**Rows**

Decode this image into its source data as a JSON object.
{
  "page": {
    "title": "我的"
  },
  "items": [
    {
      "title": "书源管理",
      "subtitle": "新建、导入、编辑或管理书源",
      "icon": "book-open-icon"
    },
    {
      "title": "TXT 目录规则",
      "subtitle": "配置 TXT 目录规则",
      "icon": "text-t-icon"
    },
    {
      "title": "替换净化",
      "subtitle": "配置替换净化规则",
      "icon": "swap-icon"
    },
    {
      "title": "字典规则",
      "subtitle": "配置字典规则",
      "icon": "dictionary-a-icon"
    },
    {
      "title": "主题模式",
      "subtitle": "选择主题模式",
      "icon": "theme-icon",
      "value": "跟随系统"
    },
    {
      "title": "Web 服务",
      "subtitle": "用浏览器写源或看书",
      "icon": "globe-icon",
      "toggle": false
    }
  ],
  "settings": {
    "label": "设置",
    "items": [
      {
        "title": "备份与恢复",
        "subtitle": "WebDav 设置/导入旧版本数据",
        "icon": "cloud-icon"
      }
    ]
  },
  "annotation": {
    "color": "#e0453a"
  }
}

**Exercise prompt**
Identify the lines of the entries containing the string "icon". Copy each such line.

**Solved exercise**
      "icon": "book-open-icon"
      "icon": "text-t-icon"
      "icon": "swap-icon"
      "icon": "dictionary-a-icon"
      "icon": "theme-icon",
      "icon": "globe-icon",
        "icon": "cloud-icon"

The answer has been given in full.